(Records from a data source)

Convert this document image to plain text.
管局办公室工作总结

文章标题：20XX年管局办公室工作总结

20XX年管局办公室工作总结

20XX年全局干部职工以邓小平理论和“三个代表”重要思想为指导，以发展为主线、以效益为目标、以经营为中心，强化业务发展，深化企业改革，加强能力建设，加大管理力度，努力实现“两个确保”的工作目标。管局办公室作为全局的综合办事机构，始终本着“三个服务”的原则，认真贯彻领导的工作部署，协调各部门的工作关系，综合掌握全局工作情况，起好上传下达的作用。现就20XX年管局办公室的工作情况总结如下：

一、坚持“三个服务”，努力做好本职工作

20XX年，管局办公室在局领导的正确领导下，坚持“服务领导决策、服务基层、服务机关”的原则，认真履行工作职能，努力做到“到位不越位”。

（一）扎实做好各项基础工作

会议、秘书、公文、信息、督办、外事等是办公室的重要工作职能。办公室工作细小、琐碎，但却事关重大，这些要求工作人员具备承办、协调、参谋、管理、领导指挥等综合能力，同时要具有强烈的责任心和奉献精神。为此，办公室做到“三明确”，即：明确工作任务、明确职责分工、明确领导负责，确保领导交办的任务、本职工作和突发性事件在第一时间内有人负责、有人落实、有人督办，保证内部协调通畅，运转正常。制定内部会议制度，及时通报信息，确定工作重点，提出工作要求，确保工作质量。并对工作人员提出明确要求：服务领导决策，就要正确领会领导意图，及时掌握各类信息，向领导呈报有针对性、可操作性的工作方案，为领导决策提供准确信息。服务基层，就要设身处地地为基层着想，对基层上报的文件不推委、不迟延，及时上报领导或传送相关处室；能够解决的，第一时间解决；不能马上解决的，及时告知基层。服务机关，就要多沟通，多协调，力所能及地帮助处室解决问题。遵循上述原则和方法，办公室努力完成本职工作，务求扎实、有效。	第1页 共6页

◆ Work instructions: Print out the whole listing exactly as it appears.

◆ Response for this exercise:
Convert this document image to plain text.
管局办公室工作总结

文章标题：20XX年管局办公室工作总结

20XX年管局办公室工作总结

20XX年全局干部职工以邓小平理论和“三个代表”重要思想为指导，以发展为主线、以效益为目标、以经营为中心，强化业务发展，深化企业改革，加强能力建设，加大管理力度，努力实现“两个确保”的工作目标。管局办公室作为全局的综合办事机构，始终本着“三个服务”的原则，认真贯彻领导的工作部署，协调各部门的工作关系，综合掌握全局工作情况，起好上传下达的作用。现就20XX年管局办公室的工作情况总结如下：

一、坚持“三个服务”，努力做好本职工作

20XX年，管局办公室在局领导的正确领导下，坚持“服务领导决策、服务基层、服务机关”的原则，认真履行工作职能，努力做到“到位不越位”。

（一）扎实做好各项基础工作

会议、秘书、公文、信息、督办、外事等是办公室的重要工作职能。办公室工作细小、琐碎，但却事关重大，这些要求工作人员具备承办、协调、参谋、管理、领导指挥等综合能力，同时要具有强烈的责任心和奉献精神。为此，办公室做到“三明确”，即：明确工作任务、明确职责分工、明确领导负责，确保领导交办的任务、本职工作和突发性事件在第一时间内有人负责、有人落实、有人督办，保证内部协调通畅，运转正常。制定内部会议制度，及时通报信息，确定工作重点，提出工作要求，确保工作质量。并对工作人员提出明确要求：服务领导决策，就要正确领会领导意图，及时掌握各类信息，向领导呈报有针对性、可操作性的工作方案，为领导决策提供准确信息。服务基层，就要设身处地地为基层着想，对基层上报的文件不推委、不迟延，及时上报领导或传送相关处室；能够解决的，第一时间解决；不能马上解决的，及时告知基层。服务机关，就要多沟通，多协调，力所能及地帮助处室解决问题。遵循上述原则和方法，办公室努力完成本职工作，务求扎实、有效。	第1页 共6页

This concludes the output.